Task requirements:
Go through the material below and copy each line where the word "Доля" appears.

Data provided:

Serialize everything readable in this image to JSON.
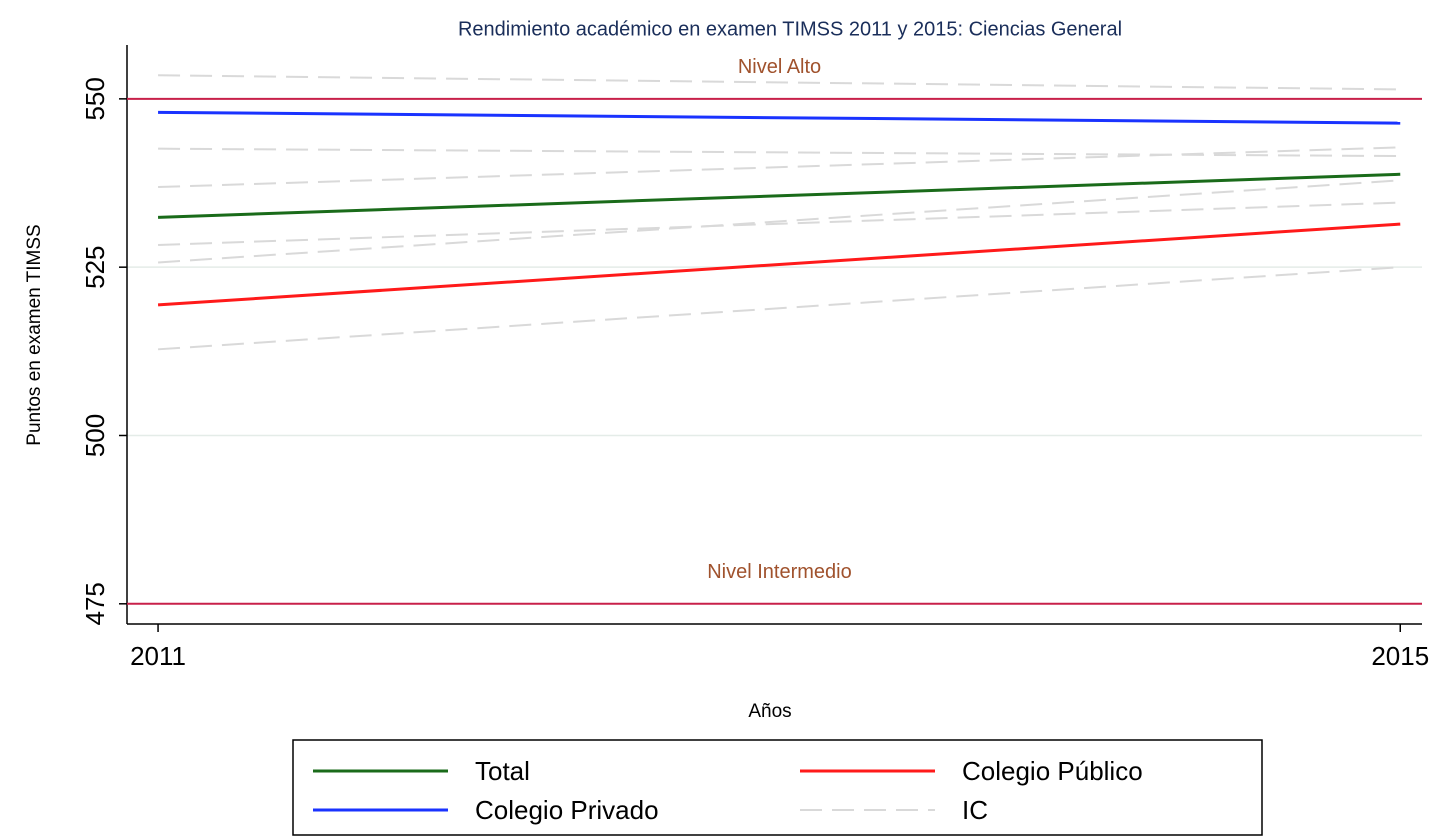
{
  "chart_data": {
    "type": "line",
    "title": "Rendimiento académico en examen TIMSS 2011 y 2015: Ciencias General",
    "xlabel": "Años",
    "ylabel": "Puntos en examen TIMSS",
    "x": [
      2011,
      2015
    ],
    "xlim": [
      2010.9,
      2015.07
    ],
    "xticks": [
      2011,
      2015
    ],
    "ylim": [
      472,
      558
    ],
    "yticks": [
      475,
      500,
      525,
      550
    ],
    "grid": true,
    "series": [
      {
        "name": "Total",
        "color": "#1a6b1a",
        "values": [
          532.4,
          538.8
        ]
      },
      {
        "name": "Colegio Público",
        "color": "#ff1a1a",
        "values": [
          519.4,
          531.4
        ]
      },
      {
        "name": "Colegio Privado",
        "color": "#1a33ff",
        "values": [
          548.0,
          546.4
        ]
      },
      {
        "name": "IC",
        "color": "#d9d9d9",
        "dashed": true,
        "lines": [
          [
            553.5,
            551.4
          ],
          [
            542.6,
            541.5
          ],
          [
            536.9,
            542.8
          ],
          [
            528.3,
            534.6
          ],
          [
            525.7,
            537.9
          ],
          [
            512.8,
            525.0
          ]
        ]
      }
    ],
    "reference_lines": [
      {
        "value": 550,
        "label": "Nivel Alto",
        "color": "#c8204a"
      },
      {
        "value": 475,
        "label": "Nivel Intermedio",
        "color": "#c8204a"
      }
    ]
  }
}
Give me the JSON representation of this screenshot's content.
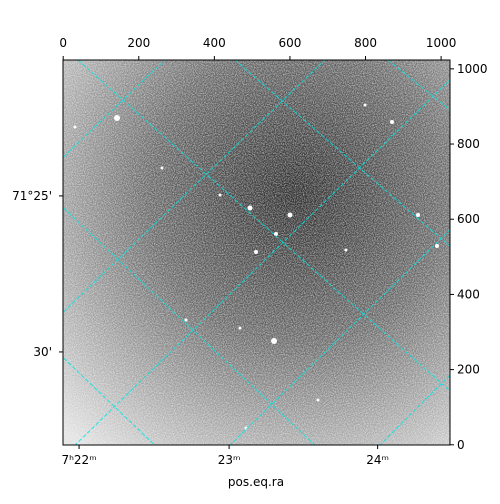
{
  "chart_data": {
    "type": "image",
    "xlabel": "pos.eq.ra",
    "xlim": [
      -0.5,
      1023.5
    ],
    "ylim": [
      -0.5,
      1023.5
    ],
    "xticks": [
      0,
      200,
      400,
      600,
      800,
      1000
    ],
    "yticks": [
      0,
      200,
      400,
      600,
      800,
      1000
    ],
    "ra_ticks": [
      {
        "value": 42,
        "label": "7ʰ22ᵐ"
      },
      {
        "value": 439,
        "label": "23ᵐ"
      },
      {
        "value": 832,
        "label": "24ᵐ"
      }
    ],
    "dec_ticks": [
      {
        "value": 662,
        "label": "71°25'"
      },
      {
        "value": 247,
        "label": "30'"
      }
    ],
    "grid_color": "#00e5e5"
  }
}
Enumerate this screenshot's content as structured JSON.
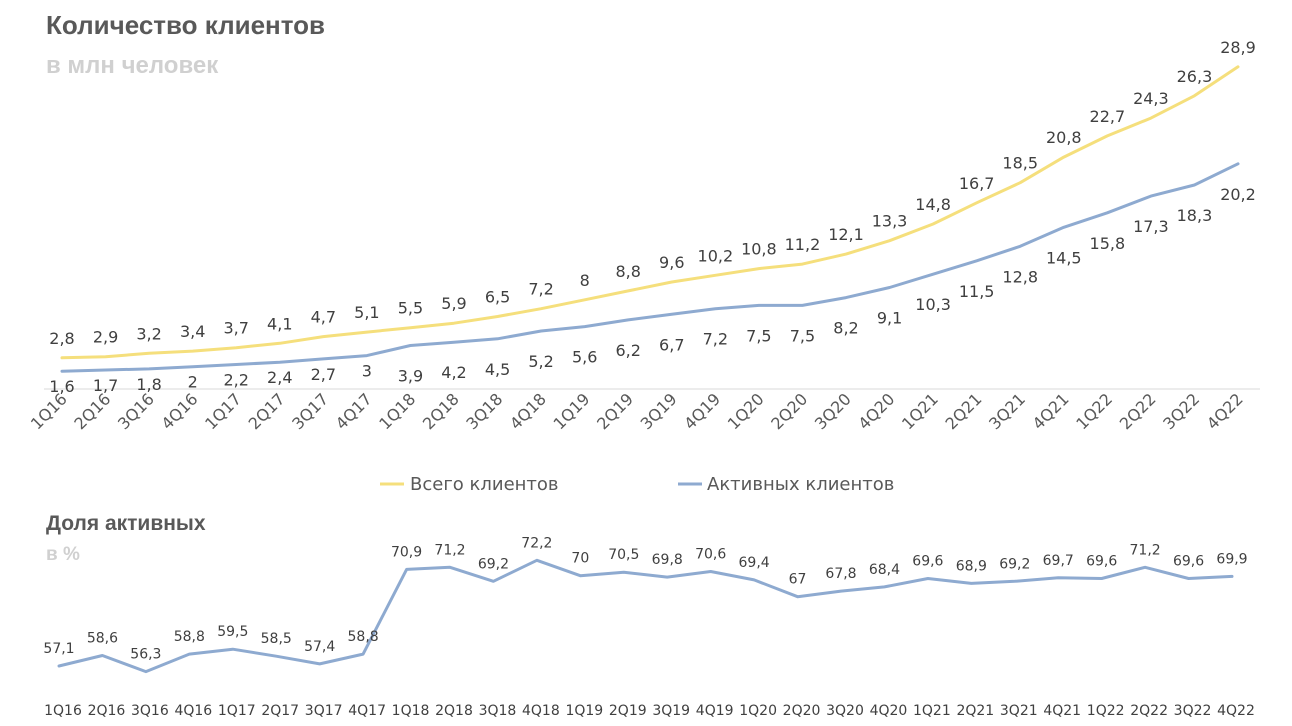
{
  "colors": {
    "total": "#f5df7c",
    "active": "#8eaad0",
    "axis": "#d9d9d9",
    "text": "#404040"
  },
  "chart_data": [
    {
      "type": "line",
      "title": "Количество клиентов",
      "subtitle": "в млн человек",
      "categories": [
        "1Q16",
        "2Q16",
        "3Q16",
        "4Q16",
        "1Q17",
        "2Q17",
        "3Q17",
        "4Q17",
        "1Q18",
        "2Q18",
        "3Q18",
        "4Q18",
        "1Q19",
        "2Q19",
        "3Q19",
        "4Q19",
        "1Q20",
        "2Q20",
        "3Q20",
        "4Q20",
        "1Q21",
        "2Q21",
        "3Q21",
        "4Q21",
        "1Q22",
        "2Q22",
        "3Q22",
        "4Q22"
      ],
      "series": [
        {
          "name": "Всего клиентов",
          "labels": [
            "2,8",
            "2,9",
            "3,2",
            "3,4",
            "3,7",
            "4,1",
            "4,7",
            "5,1",
            "5,5",
            "5,9",
            "6,5",
            "7,2",
            "8",
            "8,8",
            "9,6",
            "10,2",
            "10,8",
            "11,2",
            "12,1",
            "13,3",
            "14,8",
            "16,7",
            "18,5",
            "20,8",
            "22,7",
            "24,3",
            "26,3",
            "28,9"
          ],
          "values": [
            2.8,
            2.9,
            3.2,
            3.4,
            3.7,
            4.1,
            4.7,
            5.1,
            5.5,
            5.9,
            6.5,
            7.2,
            8,
            8.8,
            9.6,
            10.2,
            10.8,
            11.2,
            12.1,
            13.3,
            14.8,
            16.7,
            18.5,
            20.8,
            22.7,
            24.3,
            26.3,
            28.9
          ]
        },
        {
          "name": "Активных клиентов",
          "labels": [
            "1,6",
            "1,7",
            "1,8",
            "2",
            "2,2",
            "2,4",
            "2,7",
            "3",
            "3,9",
            "4,2",
            "4,5",
            "5,2",
            "5,6",
            "6,2",
            "6,7",
            "7,2",
            "7,5",
            "7,5",
            "8,2",
            "9,1",
            "10,3",
            "11,5",
            "12,8",
            "14,5",
            "15,8",
            "17,3",
            "18,3",
            "20,2"
          ],
          "values": [
            1.6,
            1.7,
            1.8,
            2,
            2.2,
            2.4,
            2.7,
            3,
            3.9,
            4.2,
            4.5,
            5.2,
            5.6,
            6.2,
            6.7,
            7.2,
            7.5,
            7.5,
            8.2,
            9.1,
            10.3,
            11.5,
            12.8,
            14.5,
            15.8,
            17.3,
            18.3,
            20.2
          ]
        }
      ],
      "ylim": [
        0,
        30
      ],
      "legend": "bottom"
    },
    {
      "type": "line",
      "title": "Доля активных",
      "subtitle": "в %",
      "categories": [
        "1Q16",
        "2Q16",
        "3Q16",
        "4Q16",
        "1Q17",
        "2Q17",
        "3Q17",
        "4Q17",
        "1Q18",
        "2Q18",
        "3Q18",
        "4Q18",
        "1Q19",
        "2Q19",
        "3Q19",
        "4Q19",
        "1Q20",
        "2Q20",
        "3Q20",
        "4Q20",
        "1Q21",
        "2Q21",
        "3Q21",
        "4Q21",
        "1Q22",
        "2Q22",
        "3Q22",
        "4Q22"
      ],
      "series": [
        {
          "name": "Доля активных",
          "labels": [
            "57,1",
            "58,6",
            "56,3",
            "58,8",
            "59,5",
            "58,5",
            "57,4",
            "58,8",
            "70,9",
            "71,2",
            "69,2",
            "72,2",
            "70",
            "70,5",
            "69,8",
            "70,6",
            "69,4",
            "67",
            "67,8",
            "68,4",
            "69,6",
            "68,9",
            "69,2",
            "69,7",
            "69,6",
            "71,2",
            "69,6",
            "69,9"
          ],
          "values": [
            57.1,
            58.6,
            56.3,
            58.8,
            59.5,
            58.5,
            57.4,
            58.8,
            70.9,
            71.2,
            69.2,
            72.2,
            70,
            70.5,
            69.8,
            70.6,
            69.4,
            67,
            67.8,
            68.4,
            69.6,
            68.9,
            69.2,
            69.7,
            69.6,
            71.2,
            69.6,
            69.9
          ]
        }
      ],
      "ylim": [
        50,
        75
      ]
    }
  ]
}
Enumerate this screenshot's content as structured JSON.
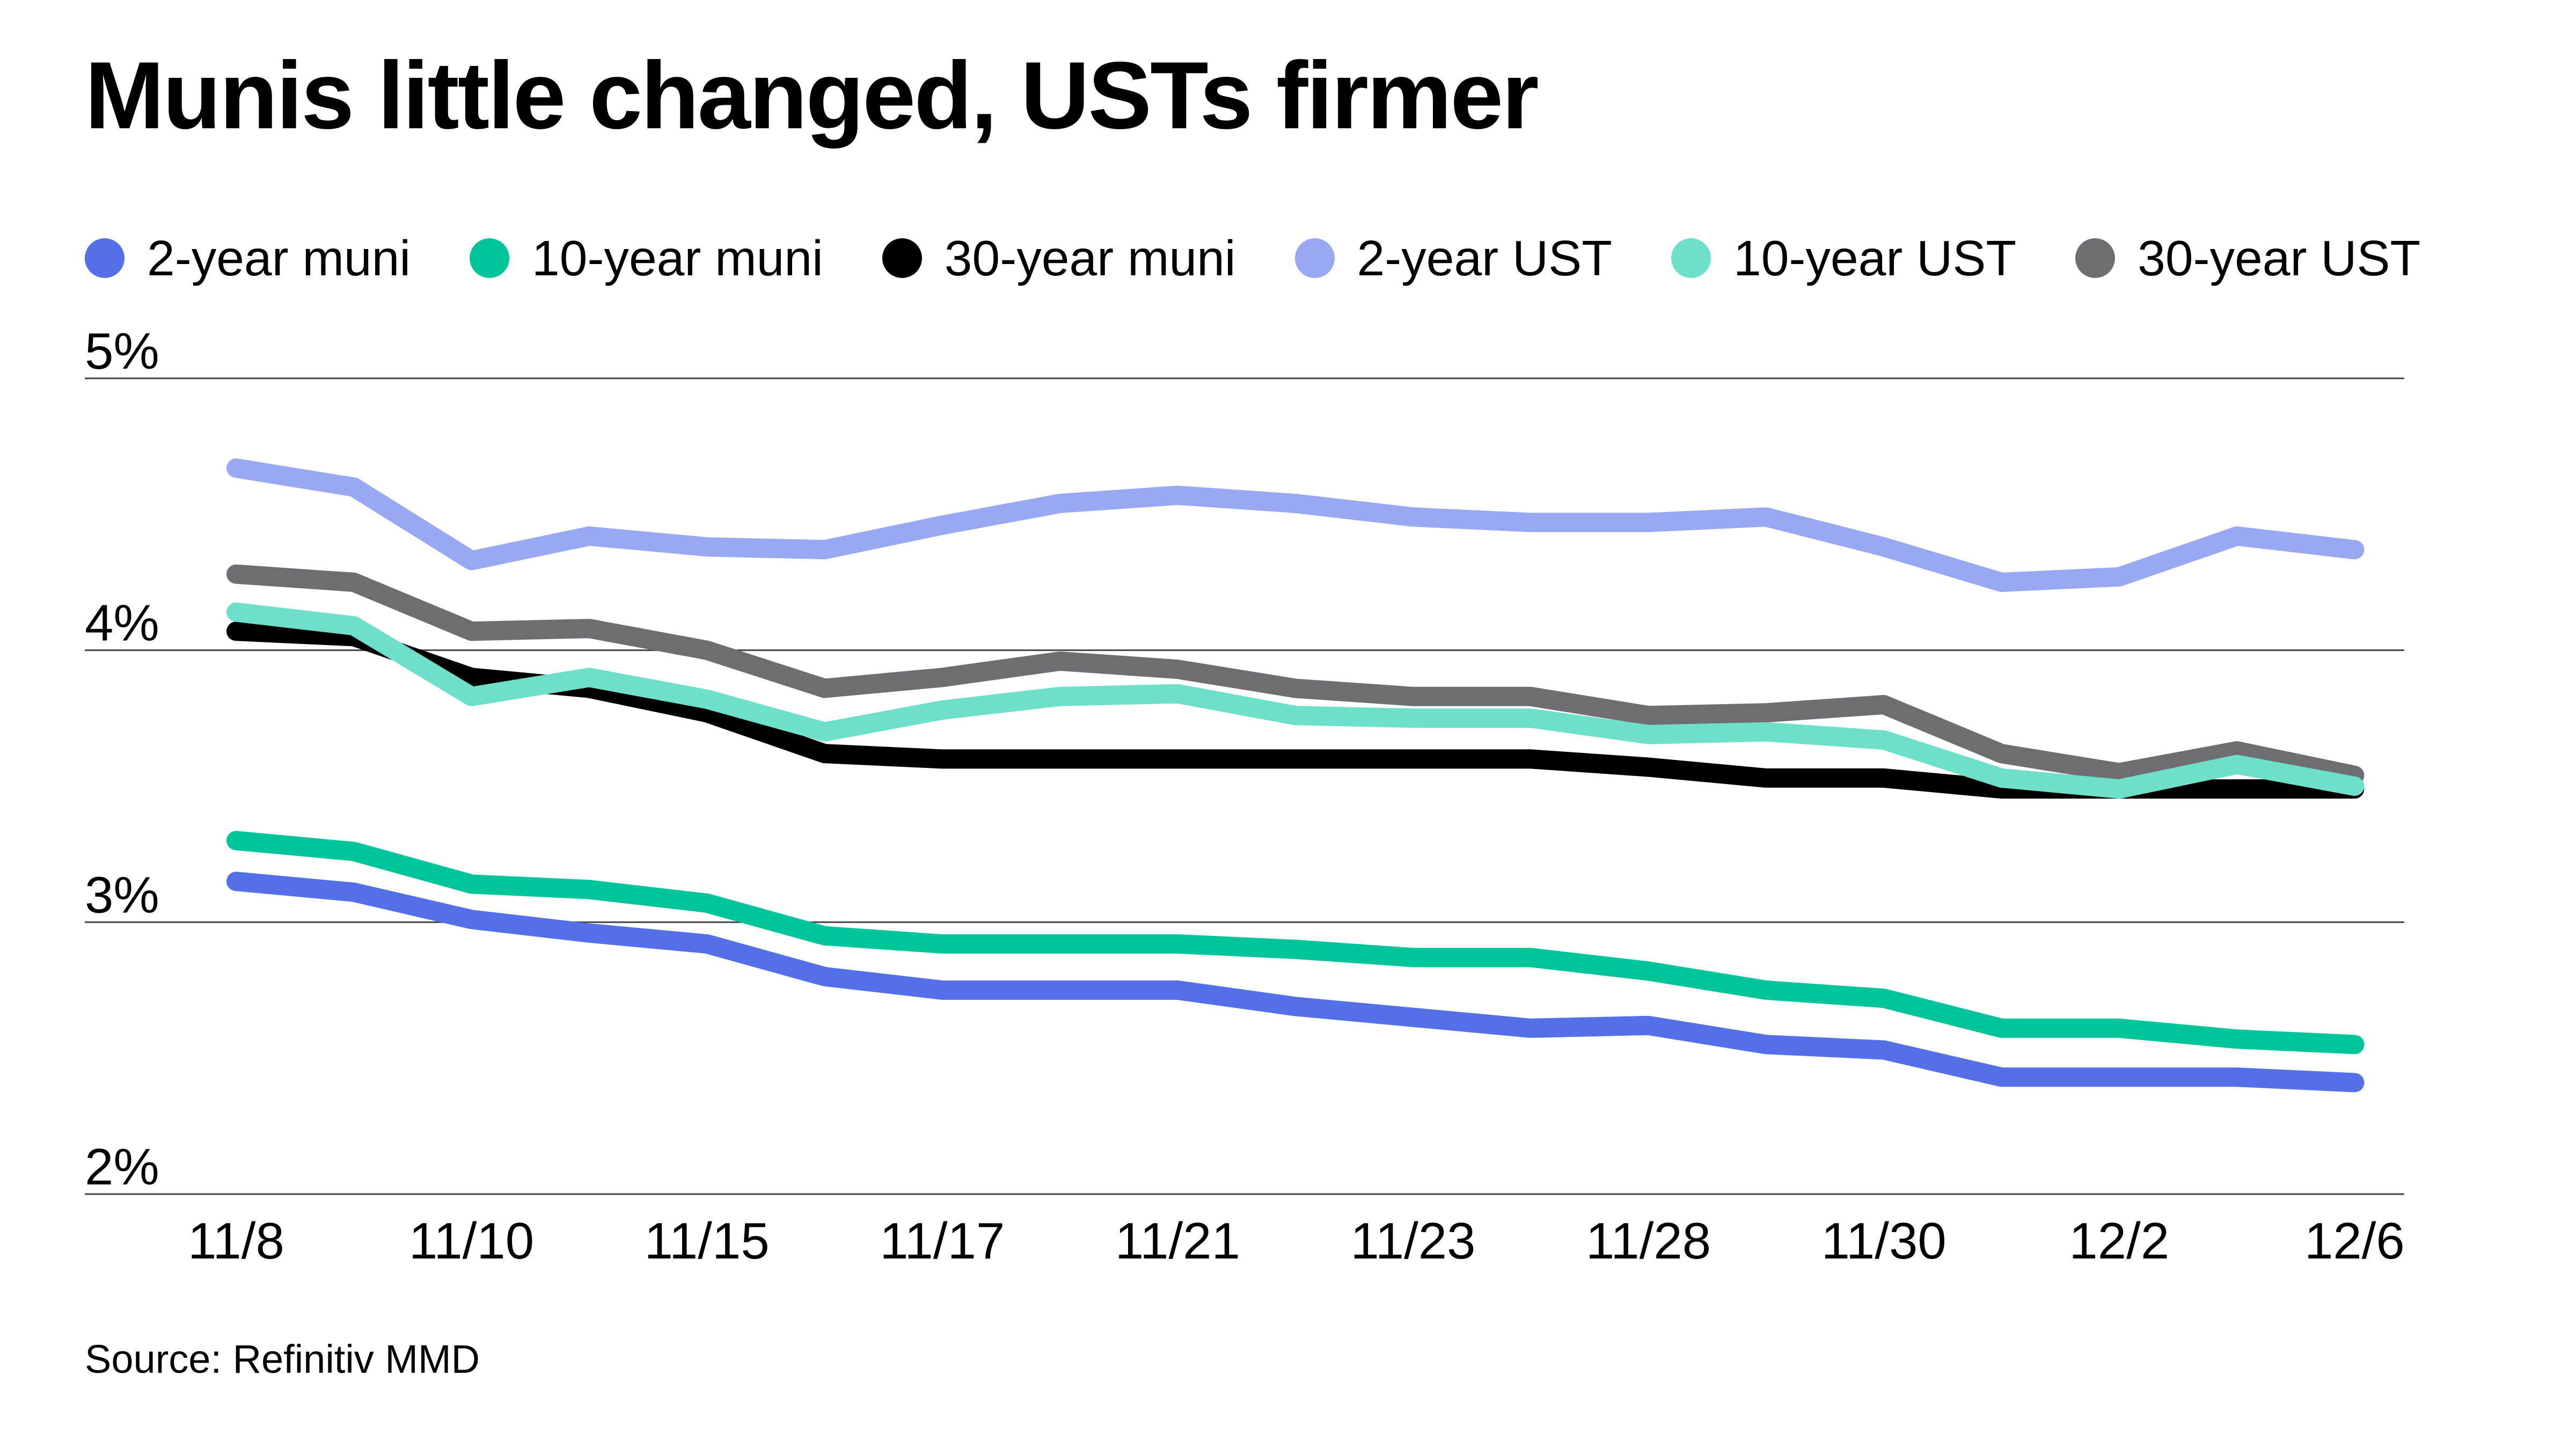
{
  "title": "Munis little changed, USTs firmer",
  "source": "Source: Refinitiv MMD",
  "legend": [
    {
      "label": "2-year muni",
      "color": "#5470e8"
    },
    {
      "label": "10-year muni",
      "color": "#00c49a"
    },
    {
      "label": "30-year muni",
      "color": "#000000"
    },
    {
      "label": "2-year UST",
      "color": "#98a8f2"
    },
    {
      "label": "10-year UST",
      "color": "#6edfc9"
    },
    {
      "label": "30-year UST",
      "color": "#6e6e72"
    }
  ],
  "chart_data": {
    "type": "line",
    "title": "Munis little changed, USTs firmer",
    "xlabel": "",
    "ylabel": "",
    "ylim": [
      2,
      5
    ],
    "y_tick_labels": [
      "5%",
      "4%",
      "3%",
      "2%"
    ],
    "y_tick_values": [
      5,
      4,
      3,
      2
    ],
    "x": [
      "11/8",
      "11/9",
      "11/10",
      "11/14",
      "11/15",
      "11/16",
      "11/17",
      "11/18",
      "11/21",
      "11/22",
      "11/23",
      "11/25",
      "11/28",
      "11/29",
      "11/30",
      "12/1",
      "12/2",
      "12/5",
      "12/6"
    ],
    "x_tick_labels": [
      "11/8",
      "11/10",
      "11/15",
      "11/17",
      "11/21",
      "11/23",
      "11/28",
      "11/30",
      "12/2",
      "12/6"
    ],
    "grid": true,
    "legend_position": "top",
    "series": [
      {
        "name": "2-year UST",
        "color": "#98a8f2",
        "values": [
          4.67,
          4.6,
          4.33,
          4.42,
          4.38,
          4.37,
          4.46,
          4.54,
          4.57,
          4.54,
          4.49,
          4.47,
          4.47,
          4.49,
          4.38,
          4.25,
          4.27,
          4.42,
          4.37
        ]
      },
      {
        "name": "30-year UST",
        "color": "#6e6e72",
        "values": [
          4.28,
          4.25,
          4.07,
          4.08,
          4.0,
          3.86,
          3.9,
          3.96,
          3.93,
          3.86,
          3.83,
          3.83,
          3.76,
          3.77,
          3.8,
          3.62,
          3.55,
          3.63,
          3.54
        ]
      },
      {
        "name": "30-year muni",
        "color": "#000000",
        "values": [
          4.07,
          4.05,
          3.9,
          3.86,
          3.77,
          3.62,
          3.6,
          3.6,
          3.6,
          3.6,
          3.6,
          3.6,
          3.57,
          3.53,
          3.53,
          3.49,
          3.49,
          3.49,
          3.49
        ]
      },
      {
        "name": "10-year UST",
        "color": "#6edfc9",
        "values": [
          4.14,
          4.09,
          3.83,
          3.9,
          3.82,
          3.7,
          3.78,
          3.83,
          3.84,
          3.76,
          3.75,
          3.75,
          3.69,
          3.7,
          3.67,
          3.53,
          3.49,
          3.58,
          3.5
        ]
      },
      {
        "name": "10-year muni",
        "color": "#00c49a",
        "values": [
          3.3,
          3.26,
          3.14,
          3.12,
          3.07,
          2.95,
          2.92,
          2.92,
          2.92,
          2.9,
          2.87,
          2.87,
          2.82,
          2.75,
          2.72,
          2.61,
          2.61,
          2.57,
          2.55
        ]
      },
      {
        "name": "2-year muni",
        "color": "#5470e8",
        "values": [
          3.15,
          3.11,
          3.01,
          2.96,
          2.92,
          2.8,
          2.75,
          2.75,
          2.75,
          2.69,
          2.65,
          2.61,
          2.62,
          2.55,
          2.53,
          2.43,
          2.43,
          2.43,
          2.41
        ]
      }
    ]
  }
}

Finished answer:
      "title": "Доля активных",
          "name": "Доля активных",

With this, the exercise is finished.